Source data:
____________________
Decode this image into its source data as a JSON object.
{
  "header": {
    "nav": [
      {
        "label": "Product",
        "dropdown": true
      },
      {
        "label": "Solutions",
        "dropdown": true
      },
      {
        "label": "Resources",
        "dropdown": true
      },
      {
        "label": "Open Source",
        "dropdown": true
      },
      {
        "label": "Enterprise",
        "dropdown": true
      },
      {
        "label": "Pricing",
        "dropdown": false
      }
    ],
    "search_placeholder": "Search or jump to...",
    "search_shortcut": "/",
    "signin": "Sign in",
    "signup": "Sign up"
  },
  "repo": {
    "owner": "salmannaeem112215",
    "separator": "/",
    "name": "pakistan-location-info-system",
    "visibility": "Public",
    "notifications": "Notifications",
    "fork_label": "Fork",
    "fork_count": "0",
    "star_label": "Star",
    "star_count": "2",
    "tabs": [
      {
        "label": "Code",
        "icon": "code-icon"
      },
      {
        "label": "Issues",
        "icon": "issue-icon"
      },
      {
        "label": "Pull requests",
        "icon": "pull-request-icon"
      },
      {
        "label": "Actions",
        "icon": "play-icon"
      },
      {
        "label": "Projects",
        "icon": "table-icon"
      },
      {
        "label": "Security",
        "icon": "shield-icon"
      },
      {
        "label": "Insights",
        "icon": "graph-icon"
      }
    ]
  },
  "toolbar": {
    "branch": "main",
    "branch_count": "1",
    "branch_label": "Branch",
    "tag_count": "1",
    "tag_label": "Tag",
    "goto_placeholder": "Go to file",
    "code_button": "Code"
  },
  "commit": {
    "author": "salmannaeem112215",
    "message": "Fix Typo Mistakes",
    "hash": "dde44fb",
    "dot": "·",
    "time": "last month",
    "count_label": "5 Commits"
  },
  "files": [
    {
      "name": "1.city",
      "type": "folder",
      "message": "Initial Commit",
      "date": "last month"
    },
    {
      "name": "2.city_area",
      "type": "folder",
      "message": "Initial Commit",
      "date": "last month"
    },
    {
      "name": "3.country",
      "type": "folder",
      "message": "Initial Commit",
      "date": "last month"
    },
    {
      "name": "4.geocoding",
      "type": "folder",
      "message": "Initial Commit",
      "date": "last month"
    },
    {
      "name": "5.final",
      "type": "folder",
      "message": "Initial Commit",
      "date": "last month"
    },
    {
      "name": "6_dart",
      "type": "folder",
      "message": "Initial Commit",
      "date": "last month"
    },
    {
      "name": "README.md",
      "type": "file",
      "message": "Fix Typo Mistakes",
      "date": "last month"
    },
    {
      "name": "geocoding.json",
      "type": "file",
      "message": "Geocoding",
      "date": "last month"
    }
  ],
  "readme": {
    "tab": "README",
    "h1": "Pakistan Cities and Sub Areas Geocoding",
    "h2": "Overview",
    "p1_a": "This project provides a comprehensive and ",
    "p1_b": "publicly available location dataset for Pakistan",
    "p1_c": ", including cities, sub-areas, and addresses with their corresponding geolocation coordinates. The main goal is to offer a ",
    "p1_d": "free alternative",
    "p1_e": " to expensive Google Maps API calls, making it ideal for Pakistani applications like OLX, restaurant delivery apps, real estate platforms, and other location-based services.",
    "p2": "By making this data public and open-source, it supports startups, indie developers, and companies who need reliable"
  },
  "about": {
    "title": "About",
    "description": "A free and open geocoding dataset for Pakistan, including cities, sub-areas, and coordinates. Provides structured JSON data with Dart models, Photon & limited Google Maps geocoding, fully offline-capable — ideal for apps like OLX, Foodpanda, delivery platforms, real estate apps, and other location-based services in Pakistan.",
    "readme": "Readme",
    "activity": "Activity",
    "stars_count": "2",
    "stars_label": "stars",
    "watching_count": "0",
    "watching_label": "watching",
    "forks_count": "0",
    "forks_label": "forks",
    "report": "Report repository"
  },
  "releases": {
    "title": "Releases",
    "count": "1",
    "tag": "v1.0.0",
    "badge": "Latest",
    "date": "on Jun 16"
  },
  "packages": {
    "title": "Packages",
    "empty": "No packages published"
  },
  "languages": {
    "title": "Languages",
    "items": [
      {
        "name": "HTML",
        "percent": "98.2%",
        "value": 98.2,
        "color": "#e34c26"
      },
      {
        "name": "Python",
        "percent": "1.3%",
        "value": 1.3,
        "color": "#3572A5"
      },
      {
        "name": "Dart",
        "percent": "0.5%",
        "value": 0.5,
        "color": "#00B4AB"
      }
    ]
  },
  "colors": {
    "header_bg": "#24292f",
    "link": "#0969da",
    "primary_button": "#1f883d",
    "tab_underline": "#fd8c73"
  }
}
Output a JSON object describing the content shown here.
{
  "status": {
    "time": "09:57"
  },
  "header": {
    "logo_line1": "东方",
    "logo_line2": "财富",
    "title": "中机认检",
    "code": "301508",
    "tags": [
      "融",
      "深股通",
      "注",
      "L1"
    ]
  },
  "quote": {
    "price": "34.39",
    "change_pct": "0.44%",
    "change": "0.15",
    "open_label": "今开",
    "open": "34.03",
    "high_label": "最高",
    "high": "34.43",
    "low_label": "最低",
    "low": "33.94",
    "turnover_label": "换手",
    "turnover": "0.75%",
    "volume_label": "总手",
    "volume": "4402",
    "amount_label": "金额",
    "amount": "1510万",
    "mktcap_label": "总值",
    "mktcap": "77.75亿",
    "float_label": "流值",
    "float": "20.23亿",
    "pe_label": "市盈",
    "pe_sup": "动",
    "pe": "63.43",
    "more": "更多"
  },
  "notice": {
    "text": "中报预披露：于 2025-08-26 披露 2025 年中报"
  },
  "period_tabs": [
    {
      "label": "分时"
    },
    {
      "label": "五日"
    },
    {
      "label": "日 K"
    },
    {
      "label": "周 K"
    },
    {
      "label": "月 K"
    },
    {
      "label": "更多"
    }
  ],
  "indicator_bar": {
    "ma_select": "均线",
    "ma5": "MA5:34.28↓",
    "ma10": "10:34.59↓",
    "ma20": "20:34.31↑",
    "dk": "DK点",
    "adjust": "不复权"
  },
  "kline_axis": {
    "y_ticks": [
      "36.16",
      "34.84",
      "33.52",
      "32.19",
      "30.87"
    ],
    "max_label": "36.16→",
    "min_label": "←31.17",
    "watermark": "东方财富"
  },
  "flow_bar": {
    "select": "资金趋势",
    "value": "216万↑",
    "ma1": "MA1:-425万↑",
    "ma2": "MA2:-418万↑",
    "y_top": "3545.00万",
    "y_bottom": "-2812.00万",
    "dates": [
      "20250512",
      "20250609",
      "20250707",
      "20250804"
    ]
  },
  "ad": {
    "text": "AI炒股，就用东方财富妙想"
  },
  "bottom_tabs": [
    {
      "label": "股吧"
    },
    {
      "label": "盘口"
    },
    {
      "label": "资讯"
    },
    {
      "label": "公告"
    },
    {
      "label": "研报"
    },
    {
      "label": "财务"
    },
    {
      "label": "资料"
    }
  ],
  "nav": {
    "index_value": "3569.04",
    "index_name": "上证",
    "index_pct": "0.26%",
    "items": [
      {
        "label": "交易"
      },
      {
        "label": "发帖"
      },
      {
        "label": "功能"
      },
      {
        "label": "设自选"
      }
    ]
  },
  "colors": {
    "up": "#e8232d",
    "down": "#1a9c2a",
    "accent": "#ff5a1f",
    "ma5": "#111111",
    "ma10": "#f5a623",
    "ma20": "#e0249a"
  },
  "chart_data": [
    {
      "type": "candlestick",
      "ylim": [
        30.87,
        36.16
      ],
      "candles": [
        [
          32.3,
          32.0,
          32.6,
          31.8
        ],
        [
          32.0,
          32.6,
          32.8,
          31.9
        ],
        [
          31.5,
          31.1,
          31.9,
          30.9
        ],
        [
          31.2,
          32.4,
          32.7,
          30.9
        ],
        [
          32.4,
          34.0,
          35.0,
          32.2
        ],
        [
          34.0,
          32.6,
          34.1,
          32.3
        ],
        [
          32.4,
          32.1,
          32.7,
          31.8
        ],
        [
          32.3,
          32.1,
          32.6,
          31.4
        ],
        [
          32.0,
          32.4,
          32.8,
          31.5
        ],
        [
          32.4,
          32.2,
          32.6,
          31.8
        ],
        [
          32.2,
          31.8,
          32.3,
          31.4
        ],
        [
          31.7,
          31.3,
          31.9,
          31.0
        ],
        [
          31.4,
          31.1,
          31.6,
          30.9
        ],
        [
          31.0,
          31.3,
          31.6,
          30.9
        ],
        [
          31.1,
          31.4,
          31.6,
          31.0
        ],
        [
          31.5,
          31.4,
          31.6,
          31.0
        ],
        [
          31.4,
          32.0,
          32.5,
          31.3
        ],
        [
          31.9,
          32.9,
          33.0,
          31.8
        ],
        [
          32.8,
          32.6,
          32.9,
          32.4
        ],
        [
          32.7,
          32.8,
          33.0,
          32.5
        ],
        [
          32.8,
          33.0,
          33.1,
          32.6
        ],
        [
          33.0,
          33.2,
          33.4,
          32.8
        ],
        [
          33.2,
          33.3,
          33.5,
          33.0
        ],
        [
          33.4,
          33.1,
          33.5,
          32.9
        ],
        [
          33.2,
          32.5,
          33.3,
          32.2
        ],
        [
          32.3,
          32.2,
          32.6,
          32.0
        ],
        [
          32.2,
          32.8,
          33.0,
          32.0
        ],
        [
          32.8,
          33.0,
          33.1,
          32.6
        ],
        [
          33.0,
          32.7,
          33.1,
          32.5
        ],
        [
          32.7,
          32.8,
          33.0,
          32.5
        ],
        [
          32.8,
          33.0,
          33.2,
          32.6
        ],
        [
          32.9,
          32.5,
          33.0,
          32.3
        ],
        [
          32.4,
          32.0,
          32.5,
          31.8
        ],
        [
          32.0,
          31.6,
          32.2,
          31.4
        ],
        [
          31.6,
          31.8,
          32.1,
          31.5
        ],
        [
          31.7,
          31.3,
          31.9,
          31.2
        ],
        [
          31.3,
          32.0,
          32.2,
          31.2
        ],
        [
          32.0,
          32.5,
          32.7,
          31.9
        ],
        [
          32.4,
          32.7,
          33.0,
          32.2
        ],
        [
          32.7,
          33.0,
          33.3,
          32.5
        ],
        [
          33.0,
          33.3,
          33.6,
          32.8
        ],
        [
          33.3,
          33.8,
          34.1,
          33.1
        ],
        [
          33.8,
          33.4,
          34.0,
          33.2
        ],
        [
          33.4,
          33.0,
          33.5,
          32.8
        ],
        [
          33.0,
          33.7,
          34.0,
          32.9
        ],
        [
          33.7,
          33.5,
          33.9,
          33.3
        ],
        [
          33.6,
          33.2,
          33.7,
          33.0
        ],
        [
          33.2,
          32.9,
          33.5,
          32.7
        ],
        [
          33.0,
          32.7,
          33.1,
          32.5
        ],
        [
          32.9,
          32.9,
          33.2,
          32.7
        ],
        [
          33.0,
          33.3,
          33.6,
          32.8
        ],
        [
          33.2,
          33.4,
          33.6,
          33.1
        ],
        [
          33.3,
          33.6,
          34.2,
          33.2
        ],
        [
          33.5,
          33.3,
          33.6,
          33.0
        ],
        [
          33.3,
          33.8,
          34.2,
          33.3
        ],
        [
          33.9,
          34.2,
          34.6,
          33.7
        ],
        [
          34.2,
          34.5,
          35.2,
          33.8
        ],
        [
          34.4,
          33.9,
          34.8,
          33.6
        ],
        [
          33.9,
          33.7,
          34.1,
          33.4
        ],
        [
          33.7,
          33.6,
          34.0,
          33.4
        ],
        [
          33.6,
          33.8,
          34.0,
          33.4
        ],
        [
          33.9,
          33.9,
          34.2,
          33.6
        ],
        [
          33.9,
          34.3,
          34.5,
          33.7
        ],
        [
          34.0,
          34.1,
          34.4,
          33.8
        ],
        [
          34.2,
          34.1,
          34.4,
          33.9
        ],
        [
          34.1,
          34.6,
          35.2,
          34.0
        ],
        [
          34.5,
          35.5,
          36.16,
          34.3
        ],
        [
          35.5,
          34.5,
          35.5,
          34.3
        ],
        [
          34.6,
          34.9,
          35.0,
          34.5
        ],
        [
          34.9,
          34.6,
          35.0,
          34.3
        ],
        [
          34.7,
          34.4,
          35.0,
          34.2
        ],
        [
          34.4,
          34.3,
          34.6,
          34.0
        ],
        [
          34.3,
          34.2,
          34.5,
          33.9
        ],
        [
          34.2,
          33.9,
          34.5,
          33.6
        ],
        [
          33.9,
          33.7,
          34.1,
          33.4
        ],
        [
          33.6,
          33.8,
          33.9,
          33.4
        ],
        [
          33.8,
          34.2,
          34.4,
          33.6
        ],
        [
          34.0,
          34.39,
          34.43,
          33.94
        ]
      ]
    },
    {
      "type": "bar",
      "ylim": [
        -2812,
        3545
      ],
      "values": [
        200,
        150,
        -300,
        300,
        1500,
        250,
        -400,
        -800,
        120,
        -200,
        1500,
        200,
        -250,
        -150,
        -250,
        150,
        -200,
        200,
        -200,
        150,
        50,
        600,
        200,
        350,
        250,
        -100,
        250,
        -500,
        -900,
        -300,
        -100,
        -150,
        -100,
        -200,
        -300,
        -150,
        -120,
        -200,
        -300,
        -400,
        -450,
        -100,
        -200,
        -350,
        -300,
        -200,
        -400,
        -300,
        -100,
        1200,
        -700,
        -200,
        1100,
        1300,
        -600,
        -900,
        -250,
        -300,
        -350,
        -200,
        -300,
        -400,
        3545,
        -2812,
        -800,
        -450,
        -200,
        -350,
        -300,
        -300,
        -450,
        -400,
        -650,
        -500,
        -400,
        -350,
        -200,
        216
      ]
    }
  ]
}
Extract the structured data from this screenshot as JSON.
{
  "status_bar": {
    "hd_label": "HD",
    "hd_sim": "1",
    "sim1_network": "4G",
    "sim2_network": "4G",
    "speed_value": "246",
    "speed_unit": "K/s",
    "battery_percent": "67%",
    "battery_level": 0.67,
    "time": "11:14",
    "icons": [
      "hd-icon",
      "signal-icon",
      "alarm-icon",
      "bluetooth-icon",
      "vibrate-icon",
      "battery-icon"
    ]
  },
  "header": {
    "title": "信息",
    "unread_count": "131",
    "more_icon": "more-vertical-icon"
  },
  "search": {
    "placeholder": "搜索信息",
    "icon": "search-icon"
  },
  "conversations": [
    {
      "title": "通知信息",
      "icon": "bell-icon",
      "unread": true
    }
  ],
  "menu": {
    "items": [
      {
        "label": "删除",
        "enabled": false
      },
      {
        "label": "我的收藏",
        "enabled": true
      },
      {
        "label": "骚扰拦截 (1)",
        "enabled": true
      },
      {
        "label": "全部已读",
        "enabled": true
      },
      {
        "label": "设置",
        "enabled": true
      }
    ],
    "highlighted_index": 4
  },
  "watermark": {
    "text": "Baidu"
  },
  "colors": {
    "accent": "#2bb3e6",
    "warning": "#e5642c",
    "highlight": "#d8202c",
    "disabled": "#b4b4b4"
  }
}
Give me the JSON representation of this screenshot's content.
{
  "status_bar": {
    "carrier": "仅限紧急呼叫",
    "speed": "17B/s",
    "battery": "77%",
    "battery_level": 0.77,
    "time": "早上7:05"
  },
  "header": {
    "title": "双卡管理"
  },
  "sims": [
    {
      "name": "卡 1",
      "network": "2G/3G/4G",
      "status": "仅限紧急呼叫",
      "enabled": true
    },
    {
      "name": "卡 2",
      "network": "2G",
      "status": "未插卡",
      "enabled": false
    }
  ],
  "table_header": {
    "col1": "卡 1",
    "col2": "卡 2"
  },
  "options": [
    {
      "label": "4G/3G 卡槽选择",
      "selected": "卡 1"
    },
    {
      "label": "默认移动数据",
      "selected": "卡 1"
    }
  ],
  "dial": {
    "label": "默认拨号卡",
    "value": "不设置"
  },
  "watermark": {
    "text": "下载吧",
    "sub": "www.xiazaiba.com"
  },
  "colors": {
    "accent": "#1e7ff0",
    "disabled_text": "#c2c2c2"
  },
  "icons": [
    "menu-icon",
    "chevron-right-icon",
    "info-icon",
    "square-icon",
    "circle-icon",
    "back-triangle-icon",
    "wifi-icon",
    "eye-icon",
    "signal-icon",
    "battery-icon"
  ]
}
____________________
# [Task objective]
Report all lines of the material that contain the word "Google".

# [Answer to the problem]
    "p1_e": " to expensive Google Maps API calls, making it ideal for Pakistani applications like OLX, restaurant delivery apps, real estate platforms, and other location-based services.",
    "description": "A free and open geocoding dataset for Pakistan, including cities, sub-areas, and coordinates. Provides structured JSON data with Dart models, Photon & limited Google Maps geocoding, fully offline-capable — ideal for apps like OLX, Foodpanda, delivery platforms, real estate apps, and other location-based services in Pakistan.",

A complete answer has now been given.